• GIVEN PROBLEM:
Identify and pull out each line of the entries in which "page" occurs.

* Begin *

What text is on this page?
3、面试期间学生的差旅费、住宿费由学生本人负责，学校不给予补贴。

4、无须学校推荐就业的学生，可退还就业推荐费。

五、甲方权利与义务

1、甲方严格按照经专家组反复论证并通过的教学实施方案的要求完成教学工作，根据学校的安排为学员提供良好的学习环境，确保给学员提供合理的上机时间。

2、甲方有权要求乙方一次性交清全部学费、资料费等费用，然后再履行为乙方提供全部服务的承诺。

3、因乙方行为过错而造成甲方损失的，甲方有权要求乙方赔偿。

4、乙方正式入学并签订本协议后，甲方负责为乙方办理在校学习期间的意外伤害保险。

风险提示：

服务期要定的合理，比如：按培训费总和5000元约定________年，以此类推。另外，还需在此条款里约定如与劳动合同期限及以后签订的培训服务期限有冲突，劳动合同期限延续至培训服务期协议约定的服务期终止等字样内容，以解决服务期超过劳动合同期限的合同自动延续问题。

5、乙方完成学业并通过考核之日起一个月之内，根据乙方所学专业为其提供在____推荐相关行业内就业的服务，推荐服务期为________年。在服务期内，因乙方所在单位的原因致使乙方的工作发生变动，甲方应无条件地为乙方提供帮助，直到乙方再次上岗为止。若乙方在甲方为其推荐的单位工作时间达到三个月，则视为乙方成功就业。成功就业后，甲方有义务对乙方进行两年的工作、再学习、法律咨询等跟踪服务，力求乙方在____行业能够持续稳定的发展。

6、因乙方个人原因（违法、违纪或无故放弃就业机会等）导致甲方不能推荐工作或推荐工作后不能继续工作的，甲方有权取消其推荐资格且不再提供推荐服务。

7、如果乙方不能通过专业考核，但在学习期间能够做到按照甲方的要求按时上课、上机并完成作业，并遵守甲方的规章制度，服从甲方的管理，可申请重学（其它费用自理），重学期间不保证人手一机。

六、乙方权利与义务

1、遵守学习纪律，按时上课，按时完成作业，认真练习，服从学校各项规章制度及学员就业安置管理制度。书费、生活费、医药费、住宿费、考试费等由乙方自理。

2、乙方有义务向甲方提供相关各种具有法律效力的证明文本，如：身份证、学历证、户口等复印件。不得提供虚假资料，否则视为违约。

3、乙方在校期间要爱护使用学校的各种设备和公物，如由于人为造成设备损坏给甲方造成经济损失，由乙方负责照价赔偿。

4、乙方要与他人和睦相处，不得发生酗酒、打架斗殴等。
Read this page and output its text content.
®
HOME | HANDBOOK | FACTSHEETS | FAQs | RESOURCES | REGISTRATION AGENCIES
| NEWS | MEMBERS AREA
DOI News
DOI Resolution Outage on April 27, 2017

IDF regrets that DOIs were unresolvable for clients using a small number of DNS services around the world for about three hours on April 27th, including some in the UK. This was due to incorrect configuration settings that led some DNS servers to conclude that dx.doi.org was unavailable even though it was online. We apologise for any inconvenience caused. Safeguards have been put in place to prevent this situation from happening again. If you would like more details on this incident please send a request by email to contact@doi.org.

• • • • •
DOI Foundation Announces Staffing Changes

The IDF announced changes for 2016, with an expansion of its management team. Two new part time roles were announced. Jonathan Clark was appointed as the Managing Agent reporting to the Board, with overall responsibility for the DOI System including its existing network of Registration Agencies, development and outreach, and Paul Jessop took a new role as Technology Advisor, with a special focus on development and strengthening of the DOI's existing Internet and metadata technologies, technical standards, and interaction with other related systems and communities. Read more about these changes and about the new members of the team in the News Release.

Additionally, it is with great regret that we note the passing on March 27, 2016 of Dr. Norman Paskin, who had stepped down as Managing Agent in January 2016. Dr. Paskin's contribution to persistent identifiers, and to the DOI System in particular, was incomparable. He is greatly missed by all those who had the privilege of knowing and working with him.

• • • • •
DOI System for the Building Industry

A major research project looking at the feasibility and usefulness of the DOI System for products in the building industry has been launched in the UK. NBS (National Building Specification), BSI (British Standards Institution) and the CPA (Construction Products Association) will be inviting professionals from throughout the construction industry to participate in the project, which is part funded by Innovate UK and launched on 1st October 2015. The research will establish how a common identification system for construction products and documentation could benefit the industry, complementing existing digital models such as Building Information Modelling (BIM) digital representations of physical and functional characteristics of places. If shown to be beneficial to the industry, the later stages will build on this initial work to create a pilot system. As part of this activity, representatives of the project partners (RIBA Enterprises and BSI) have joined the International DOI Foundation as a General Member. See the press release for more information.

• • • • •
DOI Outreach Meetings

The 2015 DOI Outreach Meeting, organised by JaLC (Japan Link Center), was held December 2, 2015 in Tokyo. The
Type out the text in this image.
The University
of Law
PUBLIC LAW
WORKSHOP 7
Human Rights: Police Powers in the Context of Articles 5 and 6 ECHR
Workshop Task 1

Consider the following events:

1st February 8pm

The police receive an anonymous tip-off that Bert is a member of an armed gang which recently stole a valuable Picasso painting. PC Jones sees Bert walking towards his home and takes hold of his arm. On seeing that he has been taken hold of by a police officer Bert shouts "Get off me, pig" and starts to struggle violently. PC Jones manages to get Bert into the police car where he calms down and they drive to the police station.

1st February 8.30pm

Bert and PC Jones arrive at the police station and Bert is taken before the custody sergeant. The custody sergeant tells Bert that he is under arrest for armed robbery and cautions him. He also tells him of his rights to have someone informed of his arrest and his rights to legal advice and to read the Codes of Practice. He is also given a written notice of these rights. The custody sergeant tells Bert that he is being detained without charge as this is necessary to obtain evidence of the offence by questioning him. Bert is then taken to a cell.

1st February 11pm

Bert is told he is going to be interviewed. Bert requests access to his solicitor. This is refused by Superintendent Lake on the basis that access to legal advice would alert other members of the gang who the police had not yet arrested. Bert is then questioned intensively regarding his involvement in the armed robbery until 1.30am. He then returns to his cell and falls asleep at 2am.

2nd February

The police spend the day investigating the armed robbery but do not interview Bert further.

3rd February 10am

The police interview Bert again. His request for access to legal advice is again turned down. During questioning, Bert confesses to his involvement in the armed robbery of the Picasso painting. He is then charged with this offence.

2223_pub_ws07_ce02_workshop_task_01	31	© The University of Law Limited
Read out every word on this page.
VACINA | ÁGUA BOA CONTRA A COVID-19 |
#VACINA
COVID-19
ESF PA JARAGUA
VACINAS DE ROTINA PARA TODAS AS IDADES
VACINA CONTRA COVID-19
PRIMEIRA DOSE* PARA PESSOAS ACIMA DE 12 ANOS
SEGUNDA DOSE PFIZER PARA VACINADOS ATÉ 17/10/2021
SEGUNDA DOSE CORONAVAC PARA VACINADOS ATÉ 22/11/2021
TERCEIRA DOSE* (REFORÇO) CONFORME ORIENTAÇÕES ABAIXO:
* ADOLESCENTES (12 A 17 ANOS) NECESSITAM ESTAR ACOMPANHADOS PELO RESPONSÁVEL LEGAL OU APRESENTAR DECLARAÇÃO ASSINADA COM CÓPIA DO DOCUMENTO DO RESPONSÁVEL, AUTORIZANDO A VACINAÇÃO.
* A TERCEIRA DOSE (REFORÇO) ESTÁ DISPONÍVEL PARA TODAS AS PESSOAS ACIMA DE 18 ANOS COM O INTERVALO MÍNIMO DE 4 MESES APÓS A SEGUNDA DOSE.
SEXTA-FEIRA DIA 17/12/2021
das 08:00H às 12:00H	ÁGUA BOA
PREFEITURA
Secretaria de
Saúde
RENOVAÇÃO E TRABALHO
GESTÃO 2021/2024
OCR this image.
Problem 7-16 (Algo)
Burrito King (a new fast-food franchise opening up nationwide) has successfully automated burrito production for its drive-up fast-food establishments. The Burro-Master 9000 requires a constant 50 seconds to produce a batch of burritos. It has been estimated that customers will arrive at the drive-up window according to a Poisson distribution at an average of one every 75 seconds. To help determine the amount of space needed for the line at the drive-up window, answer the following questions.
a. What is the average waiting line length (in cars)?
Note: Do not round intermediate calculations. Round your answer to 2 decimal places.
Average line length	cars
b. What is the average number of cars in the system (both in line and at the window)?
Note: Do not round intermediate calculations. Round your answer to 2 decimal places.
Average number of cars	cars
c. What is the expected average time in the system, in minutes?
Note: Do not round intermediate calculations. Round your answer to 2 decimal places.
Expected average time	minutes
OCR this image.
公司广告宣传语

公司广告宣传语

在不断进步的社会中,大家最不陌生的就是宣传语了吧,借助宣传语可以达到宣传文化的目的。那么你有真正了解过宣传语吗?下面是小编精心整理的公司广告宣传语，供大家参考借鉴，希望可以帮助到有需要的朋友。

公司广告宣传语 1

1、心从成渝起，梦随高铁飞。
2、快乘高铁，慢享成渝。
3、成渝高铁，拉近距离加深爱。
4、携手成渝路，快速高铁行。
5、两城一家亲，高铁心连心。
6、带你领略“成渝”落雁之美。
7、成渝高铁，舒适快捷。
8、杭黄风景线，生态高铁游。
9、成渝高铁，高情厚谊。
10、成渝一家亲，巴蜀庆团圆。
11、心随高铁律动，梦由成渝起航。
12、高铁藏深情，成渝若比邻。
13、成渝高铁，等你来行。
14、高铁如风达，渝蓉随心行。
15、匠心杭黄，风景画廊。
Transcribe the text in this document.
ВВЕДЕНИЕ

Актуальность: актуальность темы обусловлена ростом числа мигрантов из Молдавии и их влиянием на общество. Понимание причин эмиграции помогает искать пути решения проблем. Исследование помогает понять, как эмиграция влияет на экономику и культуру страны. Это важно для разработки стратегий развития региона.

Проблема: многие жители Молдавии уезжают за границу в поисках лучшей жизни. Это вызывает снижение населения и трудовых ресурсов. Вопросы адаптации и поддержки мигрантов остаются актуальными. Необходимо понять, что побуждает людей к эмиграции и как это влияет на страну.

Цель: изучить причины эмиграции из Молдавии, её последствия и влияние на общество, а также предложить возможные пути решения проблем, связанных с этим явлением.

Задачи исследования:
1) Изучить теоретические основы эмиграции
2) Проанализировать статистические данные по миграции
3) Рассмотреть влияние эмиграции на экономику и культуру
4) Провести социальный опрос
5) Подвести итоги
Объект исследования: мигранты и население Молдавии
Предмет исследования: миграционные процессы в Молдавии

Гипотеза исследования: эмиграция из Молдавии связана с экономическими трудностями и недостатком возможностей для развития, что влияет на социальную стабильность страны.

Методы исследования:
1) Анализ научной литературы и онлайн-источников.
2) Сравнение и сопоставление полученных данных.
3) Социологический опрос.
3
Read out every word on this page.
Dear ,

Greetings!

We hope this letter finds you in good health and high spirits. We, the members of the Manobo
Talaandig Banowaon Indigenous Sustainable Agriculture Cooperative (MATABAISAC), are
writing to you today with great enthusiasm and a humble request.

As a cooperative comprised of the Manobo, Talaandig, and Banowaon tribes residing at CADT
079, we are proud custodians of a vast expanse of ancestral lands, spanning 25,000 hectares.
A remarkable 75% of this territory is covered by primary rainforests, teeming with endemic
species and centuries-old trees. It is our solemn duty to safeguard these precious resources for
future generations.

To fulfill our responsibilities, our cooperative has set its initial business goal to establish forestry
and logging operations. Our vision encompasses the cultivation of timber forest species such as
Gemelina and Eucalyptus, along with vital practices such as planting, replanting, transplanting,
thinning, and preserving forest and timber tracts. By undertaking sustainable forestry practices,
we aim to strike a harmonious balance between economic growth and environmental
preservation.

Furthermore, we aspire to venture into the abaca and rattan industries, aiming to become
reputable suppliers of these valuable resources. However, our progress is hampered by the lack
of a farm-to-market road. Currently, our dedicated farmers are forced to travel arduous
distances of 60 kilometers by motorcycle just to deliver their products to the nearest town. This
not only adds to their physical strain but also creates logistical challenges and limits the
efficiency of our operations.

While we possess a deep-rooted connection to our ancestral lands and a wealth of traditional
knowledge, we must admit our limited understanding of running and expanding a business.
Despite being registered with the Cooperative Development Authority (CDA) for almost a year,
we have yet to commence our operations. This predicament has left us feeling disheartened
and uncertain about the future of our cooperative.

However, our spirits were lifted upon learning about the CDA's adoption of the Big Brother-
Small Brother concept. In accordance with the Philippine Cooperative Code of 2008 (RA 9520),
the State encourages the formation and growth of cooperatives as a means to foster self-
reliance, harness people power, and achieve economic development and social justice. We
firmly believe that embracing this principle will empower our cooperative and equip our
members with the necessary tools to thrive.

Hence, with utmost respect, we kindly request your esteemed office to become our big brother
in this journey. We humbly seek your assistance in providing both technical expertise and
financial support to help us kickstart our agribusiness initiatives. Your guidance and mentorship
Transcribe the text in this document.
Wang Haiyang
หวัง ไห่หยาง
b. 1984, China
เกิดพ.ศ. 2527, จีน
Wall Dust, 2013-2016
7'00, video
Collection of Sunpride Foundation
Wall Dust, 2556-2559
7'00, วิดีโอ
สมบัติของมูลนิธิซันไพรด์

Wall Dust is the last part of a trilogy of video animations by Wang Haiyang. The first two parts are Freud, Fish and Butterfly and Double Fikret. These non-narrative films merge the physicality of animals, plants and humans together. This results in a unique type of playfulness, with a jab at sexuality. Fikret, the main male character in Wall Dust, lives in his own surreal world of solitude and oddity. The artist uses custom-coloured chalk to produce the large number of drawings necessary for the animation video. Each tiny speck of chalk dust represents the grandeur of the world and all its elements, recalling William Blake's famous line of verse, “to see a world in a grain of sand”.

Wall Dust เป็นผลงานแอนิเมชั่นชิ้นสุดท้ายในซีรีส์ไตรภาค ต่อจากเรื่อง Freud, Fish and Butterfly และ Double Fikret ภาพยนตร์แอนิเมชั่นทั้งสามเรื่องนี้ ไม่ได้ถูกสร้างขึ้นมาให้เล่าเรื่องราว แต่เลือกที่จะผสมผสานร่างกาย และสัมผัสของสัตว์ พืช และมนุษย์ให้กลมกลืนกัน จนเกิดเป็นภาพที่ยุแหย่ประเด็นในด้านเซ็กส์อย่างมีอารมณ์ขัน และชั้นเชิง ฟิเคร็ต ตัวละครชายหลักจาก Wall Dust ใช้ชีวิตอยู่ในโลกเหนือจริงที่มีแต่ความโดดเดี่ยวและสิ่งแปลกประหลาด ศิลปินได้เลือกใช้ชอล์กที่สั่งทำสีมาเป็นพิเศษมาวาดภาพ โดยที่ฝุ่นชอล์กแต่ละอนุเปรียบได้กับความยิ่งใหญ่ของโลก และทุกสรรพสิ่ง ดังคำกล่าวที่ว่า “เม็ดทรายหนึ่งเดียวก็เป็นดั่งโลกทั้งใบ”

* End *

• IN RESPONSE:
What text is on this page?
Read this page and output its text content.
Read out every word on this page.
Read out every word on this page.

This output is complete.